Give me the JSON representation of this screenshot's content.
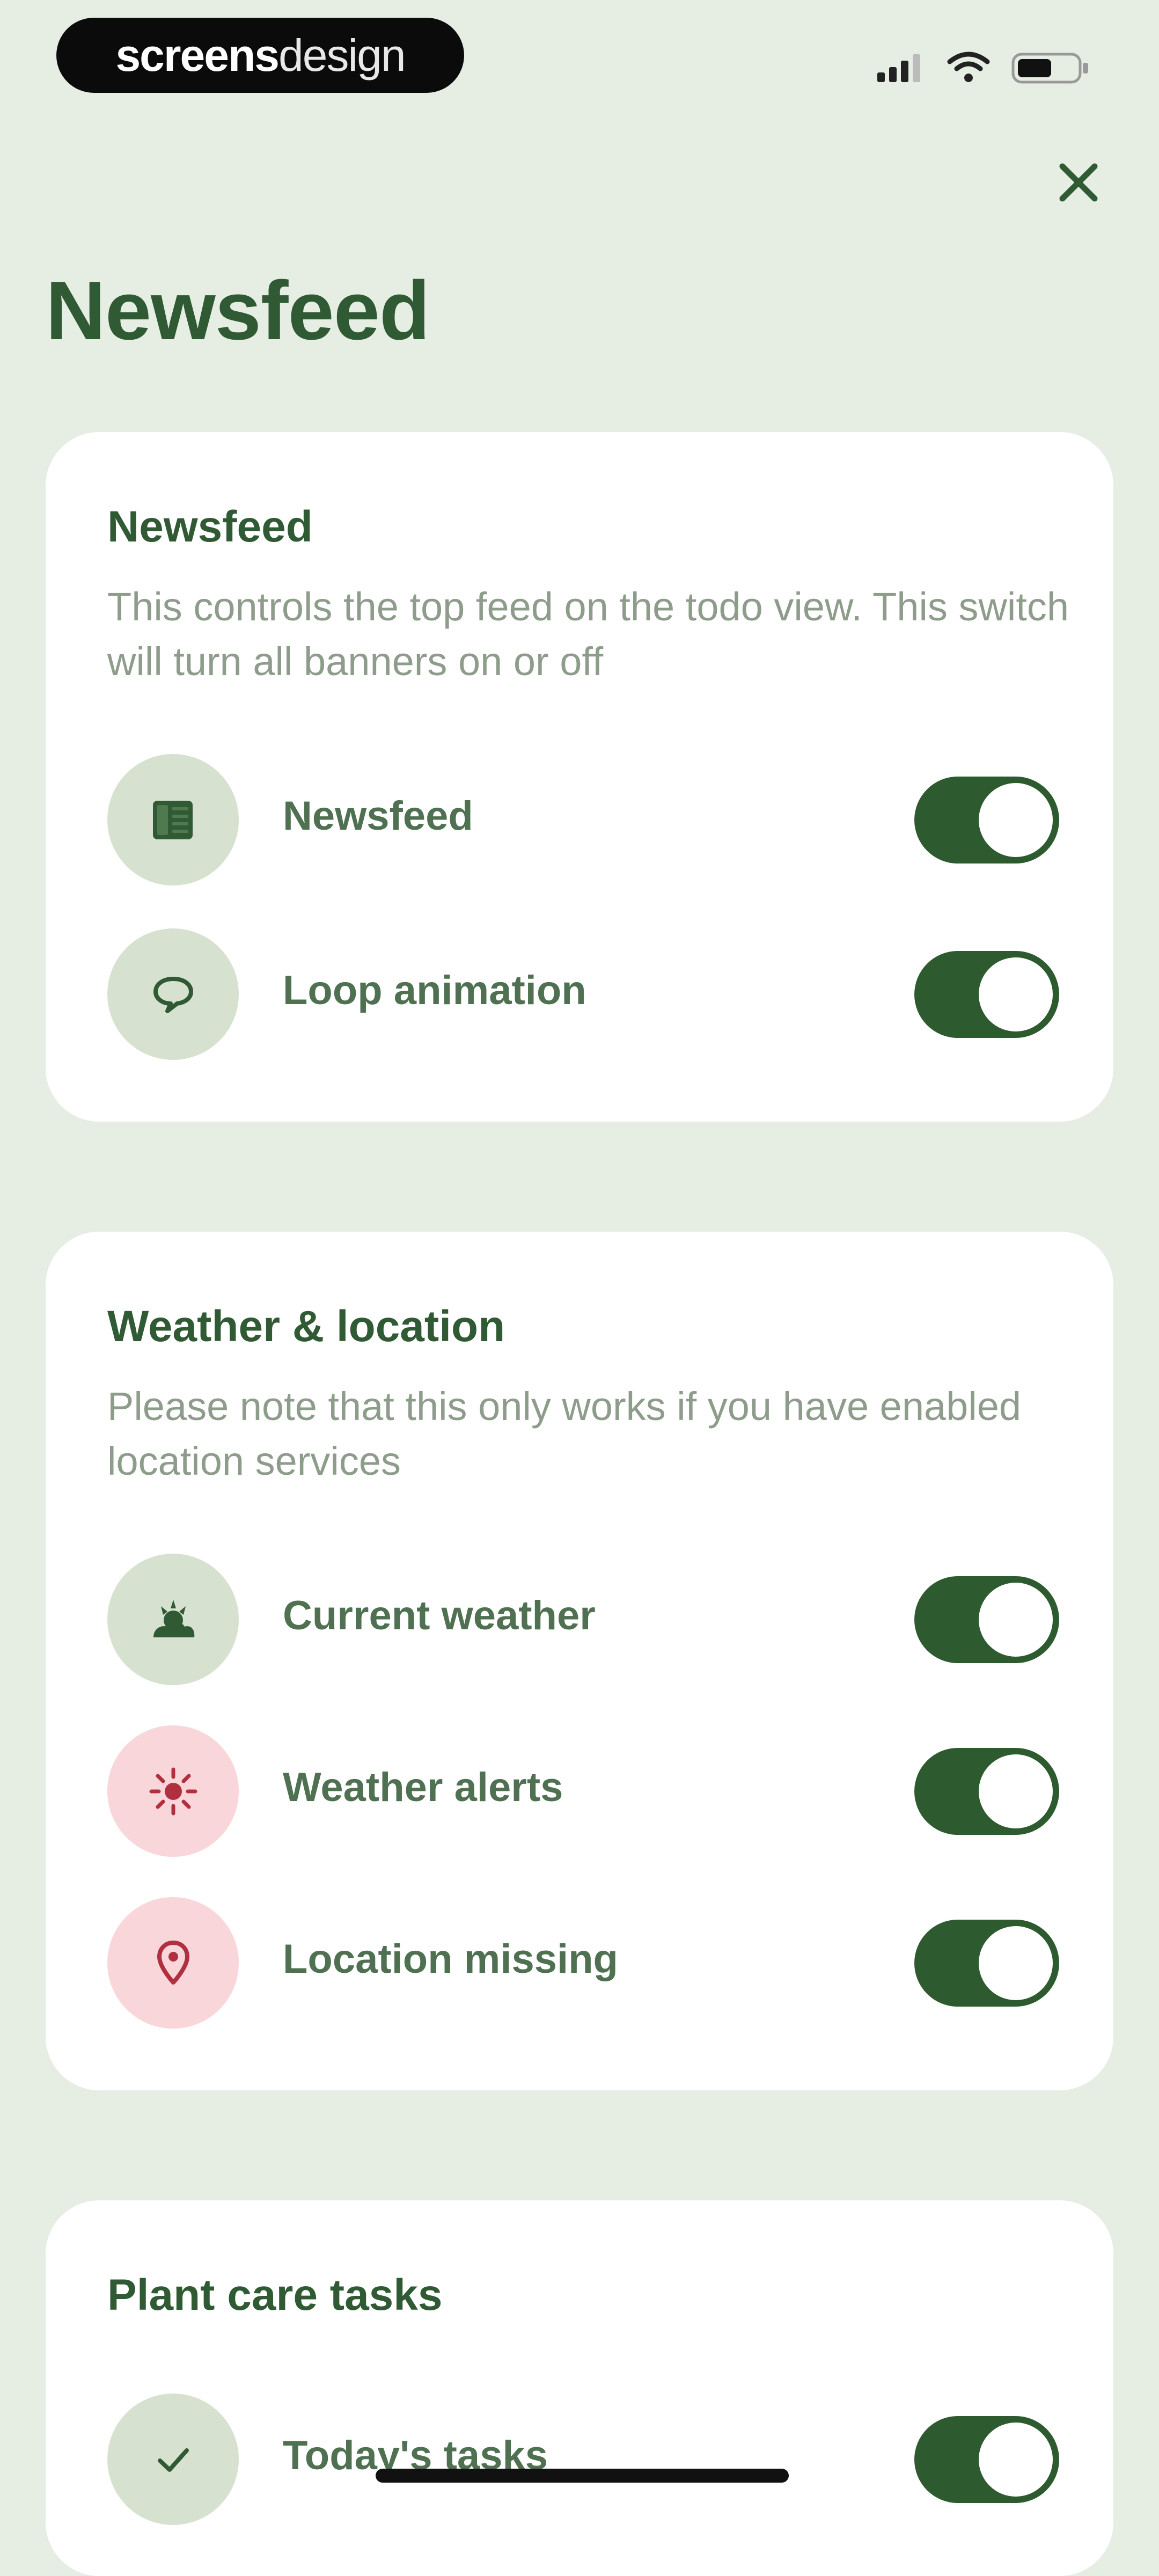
{
  "status_bar": {
    "brand_part1": "screens",
    "brand_part2": "design"
  },
  "page": {
    "title": "Newsfeed",
    "close_icon": "close-icon"
  },
  "colors": {
    "background": "#e6eee3",
    "accent": "#2d5a2e",
    "icon_bg": "#d6e2cf",
    "alert_bg": "#f8d6da",
    "alert_icon": "#b0303f"
  },
  "sections": [
    {
      "title": "Newsfeed",
      "description": "This controls the top feed on the todo view. This switch will turn all banners on or off",
      "items": [
        {
          "label": "Newsfeed",
          "icon": "newspaper-icon",
          "enabled": true
        },
        {
          "label": "Loop animation",
          "icon": "speech-bubble-icon",
          "enabled": true
        }
      ]
    },
    {
      "title": "Weather & location",
      "description": "Please note that this only works if you have enabled location services",
      "items": [
        {
          "label": "Current weather",
          "icon": "weather-icon",
          "enabled": true
        },
        {
          "label": "Weather alerts",
          "icon": "sun-alert-icon",
          "enabled": true
        },
        {
          "label": "Location missing",
          "icon": "location-pin-icon",
          "enabled": true
        }
      ]
    },
    {
      "title": "Plant care tasks",
      "items": [
        {
          "label": "Today's tasks",
          "icon": "checkmark-icon",
          "enabled": true
        }
      ]
    }
  ]
}
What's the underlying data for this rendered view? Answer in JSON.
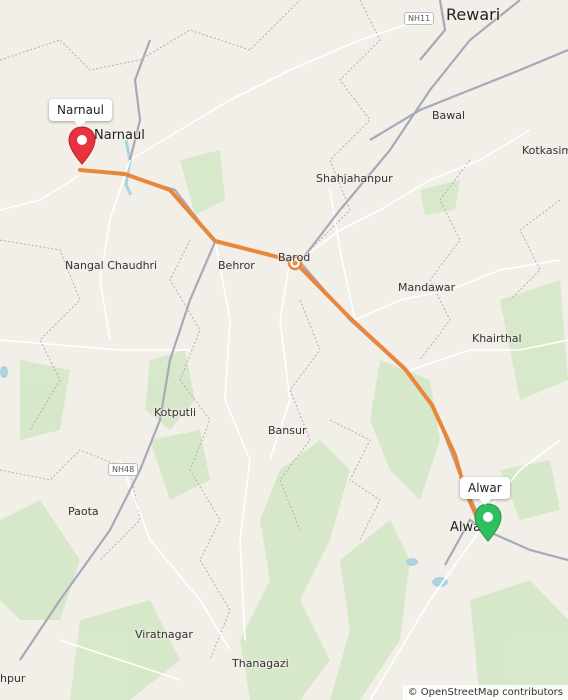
{
  "places": {
    "rewari": "Rewari",
    "narnaul": "Narnaul",
    "bawal": "Bawal",
    "kotkasim": "Kotkasim",
    "shahjahanpur": "Shahjahanpur",
    "behror": "Behror",
    "barod": "Barod",
    "nangal_chaudhri": "Nangal Chaudhri",
    "mandawar": "Mandawar",
    "khairthal": "Khairthal",
    "kotputli": "Kotputli",
    "bansur": "Bansur",
    "paota": "Paota",
    "alwar": "Alwar",
    "viratnagar": "Viratnagar",
    "thanagazi": "Thanagazi",
    "jaipur_partial": "hpur"
  },
  "highways": {
    "nh11": "NH11",
    "nh48": "NH48"
  },
  "route": {
    "start_label": "Narnaul",
    "end_label": "Alwar",
    "color": "#e8873a",
    "start_pin_color": "#e8333f",
    "end_pin_color": "#2ec05e"
  },
  "attribution": "© OpenStreetMap contributors"
}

++++++++++

Exercise
In the lines above, find each one with "tasks" and list it.

Solution to the problem
      "title": "Plant care tasks",
          "label": "Today's tasks",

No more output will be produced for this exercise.